─── RECORDS FOR THE TASK

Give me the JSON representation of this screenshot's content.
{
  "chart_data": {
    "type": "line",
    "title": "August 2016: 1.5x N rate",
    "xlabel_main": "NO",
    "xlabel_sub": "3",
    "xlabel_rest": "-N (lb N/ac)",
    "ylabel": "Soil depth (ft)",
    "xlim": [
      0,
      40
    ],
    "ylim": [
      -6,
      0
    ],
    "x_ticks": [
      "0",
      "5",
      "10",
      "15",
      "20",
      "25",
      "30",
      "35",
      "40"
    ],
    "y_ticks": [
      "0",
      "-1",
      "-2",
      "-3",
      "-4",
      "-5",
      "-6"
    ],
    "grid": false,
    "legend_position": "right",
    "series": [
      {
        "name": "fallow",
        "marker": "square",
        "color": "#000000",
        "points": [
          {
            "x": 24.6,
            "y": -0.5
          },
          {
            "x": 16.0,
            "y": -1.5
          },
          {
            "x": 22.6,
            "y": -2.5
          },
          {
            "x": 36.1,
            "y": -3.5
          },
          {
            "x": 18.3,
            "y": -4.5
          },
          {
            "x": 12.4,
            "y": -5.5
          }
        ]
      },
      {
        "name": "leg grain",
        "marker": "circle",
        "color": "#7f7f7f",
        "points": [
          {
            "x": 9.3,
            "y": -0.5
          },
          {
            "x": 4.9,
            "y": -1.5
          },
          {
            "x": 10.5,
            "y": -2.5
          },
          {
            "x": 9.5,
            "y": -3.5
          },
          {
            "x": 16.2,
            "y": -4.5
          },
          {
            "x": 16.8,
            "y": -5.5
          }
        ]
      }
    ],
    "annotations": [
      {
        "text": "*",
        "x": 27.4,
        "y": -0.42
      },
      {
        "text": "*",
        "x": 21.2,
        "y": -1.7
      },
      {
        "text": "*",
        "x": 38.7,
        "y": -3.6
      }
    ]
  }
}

──────

» **TASK PROMPT**:
Write the material out again in its entirety, exactly as shown.

» **TASK SOLUTION**:
Give me the JSON representation of this screenshot's content.
{
  "chart_data": {
    "type": "line",
    "title": "August 2016: 1.5x N rate",
    "xlabel_main": "NO",
    "xlabel_sub": "3",
    "xlabel_rest": "-N (lb N/ac)",
    "ylabel": "Soil depth (ft)",
    "xlim": [
      0,
      40
    ],
    "ylim": [
      -6,
      0
    ],
    "x_ticks": [
      "0",
      "5",
      "10",
      "15",
      "20",
      "25",
      "30",
      "35",
      "40"
    ],
    "y_ticks": [
      "0",
      "-1",
      "-2",
      "-3",
      "-4",
      "-5",
      "-6"
    ],
    "grid": false,
    "legend_position": "right",
    "series": [
      {
        "name": "fallow",
        "marker": "square",
        "color": "#000000",
        "points": [
          {
            "x": 24.6,
            "y": -0.5
          },
          {
            "x": 16.0,
            "y": -1.5
          },
          {
            "x": 22.6,
            "y": -2.5
          },
          {
            "x": 36.1,
            "y": -3.5
          },
          {
            "x": 18.3,
            "y": -4.5
          },
          {
            "x": 12.4,
            "y": -5.5
          }
        ]
      },
      {
        "name": "leg grain",
        "marker": "circle",
        "color": "#7f7f7f",
        "points": [
          {
            "x": 9.3,
            "y": -0.5
          },
          {
            "x": 4.9,
            "y": -1.5
          },
          {
            "x": 10.5,
            "y": -2.5
          },
          {
            "x": 9.5,
            "y": -3.5
          },
          {
            "x": 16.2,
            "y": -4.5
          },
          {
            "x": 16.8,
            "y": -5.5
          }
        ]
      }
    ],
    "annotations": [
      {
        "text": "*",
        "x": 27.4,
        "y": -0.42
      },
      {
        "text": "*",
        "x": 21.2,
        "y": -1.7
      },
      {
        "text": "*",
        "x": 38.7,
        "y": -3.6
      }
    ]
  }
}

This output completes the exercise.